■ **課題**: 辺野古訴訟の和解をめぐる各紙社説の要約文を、最後の文の次から書き継いでください。

■ **本文抜粋**:
-=-=-

①沖縄タイムス社説-[辺野古訴訟 和解]政治休戦で終わらすな
②琉球新報社説-代執行訴訟和解 新基地 根本から問え 「辺野古が唯一」は本当か
③朝日新聞社説-政府と沖縄 真の和解にするために
④東京新聞社説-「辺野古」和解 県内断念こそ選択肢に
⑤毎日新聞社説-辺野古訴訟和解 政府は誠意ある対話を
⑥大分合同新聞論説-辺野古訴訟の和解成立 腰据えて話し合いを
⑦読売新聞社説-辺野古訴訟和解 移設推進方針は堅持して臨め


 引用したのは、今回数社であったが、こでもやはり政府側だけにたった読売新聞の主張の突出ぶりが際立っている。
 今回の各紙の要約は次のようになる。


(1)和解の意味
1.沖縄タイムス社説
①国が名護市辺野古への新基地建設をあきらめたわけではないが、それでもなお、沖縄県にとって「地方自治を守り、工事を止める」という2点で、和解の成立は重要な意味を持つ。
②これによって国が県を訴えた「代執行訴訟」、県が国を相手に起こした「係争委不服訴訟」が取り下げられ、県が提訴した「抗告訴訟」も連動して取り下げられる予定だ。
③沖縄防衛局は、行政不服審査法に基づく審査請求と執行停止申し立てを取り下げることになっている。法律上は、翁長知事が埋め立て承認を取り消した時点に戻り、工事は止まる。
④平たくいえば、工事を中断した上で、県と国が争っている訴訟をいったん取り下げて訴訟を一本化し、その判決には県も国も従う、というのが和解案の内容だ。
⑤とりわけ注目したいのは、地方自治法改正によって国と地方公共団体が「それぞれ独立の行政主体として役割を分担し、対等・協力の関係となる」ことが期待されたにもかかわらず、「改正の精神にも反する状況になっている」ことを指摘し、国におきゅうを据えている点だ。

-=-=-

■ **表示項目**:
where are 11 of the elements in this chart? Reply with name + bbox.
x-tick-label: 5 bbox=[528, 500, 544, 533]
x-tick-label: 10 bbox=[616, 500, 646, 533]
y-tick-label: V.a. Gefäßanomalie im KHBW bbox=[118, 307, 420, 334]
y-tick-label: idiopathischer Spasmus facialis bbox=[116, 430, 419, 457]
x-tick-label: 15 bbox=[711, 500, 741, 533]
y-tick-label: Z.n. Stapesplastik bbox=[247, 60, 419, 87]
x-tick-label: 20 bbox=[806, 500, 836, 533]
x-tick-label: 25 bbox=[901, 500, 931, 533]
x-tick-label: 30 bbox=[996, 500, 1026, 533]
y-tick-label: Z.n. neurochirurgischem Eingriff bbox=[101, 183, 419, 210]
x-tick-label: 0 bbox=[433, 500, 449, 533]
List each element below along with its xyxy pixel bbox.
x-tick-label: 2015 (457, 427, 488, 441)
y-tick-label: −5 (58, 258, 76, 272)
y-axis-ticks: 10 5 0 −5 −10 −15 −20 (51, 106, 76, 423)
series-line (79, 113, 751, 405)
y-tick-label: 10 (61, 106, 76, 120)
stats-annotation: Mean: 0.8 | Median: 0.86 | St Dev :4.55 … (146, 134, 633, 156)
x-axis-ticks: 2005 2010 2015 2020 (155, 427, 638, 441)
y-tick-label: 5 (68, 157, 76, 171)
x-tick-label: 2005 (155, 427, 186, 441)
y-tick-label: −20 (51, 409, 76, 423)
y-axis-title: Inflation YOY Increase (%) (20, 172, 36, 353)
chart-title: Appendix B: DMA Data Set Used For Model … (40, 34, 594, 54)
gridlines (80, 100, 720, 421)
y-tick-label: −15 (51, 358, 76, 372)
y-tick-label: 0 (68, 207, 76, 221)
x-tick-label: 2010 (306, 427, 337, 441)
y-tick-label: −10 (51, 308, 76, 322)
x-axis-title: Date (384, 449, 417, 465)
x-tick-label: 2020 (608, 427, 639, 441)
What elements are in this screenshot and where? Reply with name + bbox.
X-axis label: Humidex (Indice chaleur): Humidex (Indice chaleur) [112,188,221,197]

-=-=-

■ **最終結果**:
⑥今後も裁判で争うとなると、えんえんと法廷闘争が続き、「知事の広範な裁量が認められて(国が)敗訴するリスクは高い」とも踏み込んで指摘している。裁判所はそのような状態の異常さを強調し、司法の立場から警鐘を鳴らしたのである。
⑦仮に新たな訴訟で県が敗訴した場合、埋め立て承認取り消し処分が取り消され、工事が再開される。裁判の結果に従うことは県も明らかにしているが、知事の姿勢が「辺野古容認」に変わるわけではない。どっちみち裁判が避けられないものだとすれば、和解勧告の受け入れがベターな選択だといえる。
2.琉球新報社説
①一見、国が柔軟な姿勢に転じたかに見える。だがそれは見せ掛けにすぎない。真実は、敗訴間近に追い詰められた国が、やむなく代執行訴訟から退却したのである。
②福岡高裁那覇支部の多見谷寿郎裁判長がこの和解案を示した時点で、結論は必然だったとも言える。国と県の対立に決着を図る上で最も強権的な手法が代執行だ。他の手段を経ず、いきなり最終手段たる代執行を求めた国に対し、裁判長は代執行以外の手段を勧めたわけである。「このまま行けば国敗訴だ」と警告したのに近い。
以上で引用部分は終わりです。